[BEGIN Provided data]

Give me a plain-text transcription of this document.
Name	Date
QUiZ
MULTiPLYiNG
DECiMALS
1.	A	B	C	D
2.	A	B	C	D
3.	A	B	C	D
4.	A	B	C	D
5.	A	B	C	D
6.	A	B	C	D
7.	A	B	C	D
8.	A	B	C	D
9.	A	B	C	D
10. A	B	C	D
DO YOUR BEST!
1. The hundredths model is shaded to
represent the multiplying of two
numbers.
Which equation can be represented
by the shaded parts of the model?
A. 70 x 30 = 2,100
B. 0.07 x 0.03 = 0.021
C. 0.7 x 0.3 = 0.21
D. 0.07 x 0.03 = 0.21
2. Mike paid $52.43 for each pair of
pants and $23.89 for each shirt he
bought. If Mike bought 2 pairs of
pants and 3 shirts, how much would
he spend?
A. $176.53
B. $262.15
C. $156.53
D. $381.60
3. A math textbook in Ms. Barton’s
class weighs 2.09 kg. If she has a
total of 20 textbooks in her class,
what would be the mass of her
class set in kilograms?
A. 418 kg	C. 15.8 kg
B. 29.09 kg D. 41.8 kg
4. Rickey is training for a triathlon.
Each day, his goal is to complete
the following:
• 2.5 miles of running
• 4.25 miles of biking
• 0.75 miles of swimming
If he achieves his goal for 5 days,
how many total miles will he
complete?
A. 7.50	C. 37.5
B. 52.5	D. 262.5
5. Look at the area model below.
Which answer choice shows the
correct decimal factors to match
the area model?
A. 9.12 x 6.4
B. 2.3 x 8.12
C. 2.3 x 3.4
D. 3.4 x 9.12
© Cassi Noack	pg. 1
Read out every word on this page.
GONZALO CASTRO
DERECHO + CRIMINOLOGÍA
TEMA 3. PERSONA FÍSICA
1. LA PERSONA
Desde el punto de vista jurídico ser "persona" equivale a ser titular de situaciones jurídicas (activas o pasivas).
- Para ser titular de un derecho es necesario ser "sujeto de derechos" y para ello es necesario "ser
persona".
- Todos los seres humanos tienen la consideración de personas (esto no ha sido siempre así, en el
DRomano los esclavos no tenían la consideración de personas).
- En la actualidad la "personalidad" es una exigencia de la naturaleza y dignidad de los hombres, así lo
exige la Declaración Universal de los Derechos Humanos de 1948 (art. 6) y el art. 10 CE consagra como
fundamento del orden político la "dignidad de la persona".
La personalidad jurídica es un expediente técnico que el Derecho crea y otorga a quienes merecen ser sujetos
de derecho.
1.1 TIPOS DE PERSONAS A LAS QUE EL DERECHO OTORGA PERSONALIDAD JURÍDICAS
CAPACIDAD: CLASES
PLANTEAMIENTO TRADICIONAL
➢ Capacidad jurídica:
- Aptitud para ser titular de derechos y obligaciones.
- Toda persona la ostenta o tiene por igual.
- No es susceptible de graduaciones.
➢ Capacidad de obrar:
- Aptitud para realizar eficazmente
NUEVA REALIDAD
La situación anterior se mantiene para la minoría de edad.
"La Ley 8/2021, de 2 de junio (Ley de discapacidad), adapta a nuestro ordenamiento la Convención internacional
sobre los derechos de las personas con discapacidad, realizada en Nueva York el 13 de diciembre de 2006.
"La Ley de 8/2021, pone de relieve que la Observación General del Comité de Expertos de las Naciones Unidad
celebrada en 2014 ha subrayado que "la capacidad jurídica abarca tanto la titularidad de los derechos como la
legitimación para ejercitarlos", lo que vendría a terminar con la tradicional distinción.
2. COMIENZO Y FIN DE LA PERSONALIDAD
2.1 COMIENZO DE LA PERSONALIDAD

[END Provided data]

Gather up, from the records above, each line where the word "this" appears.

Give me a plain-text transcription of this document.
Read out every word on this page.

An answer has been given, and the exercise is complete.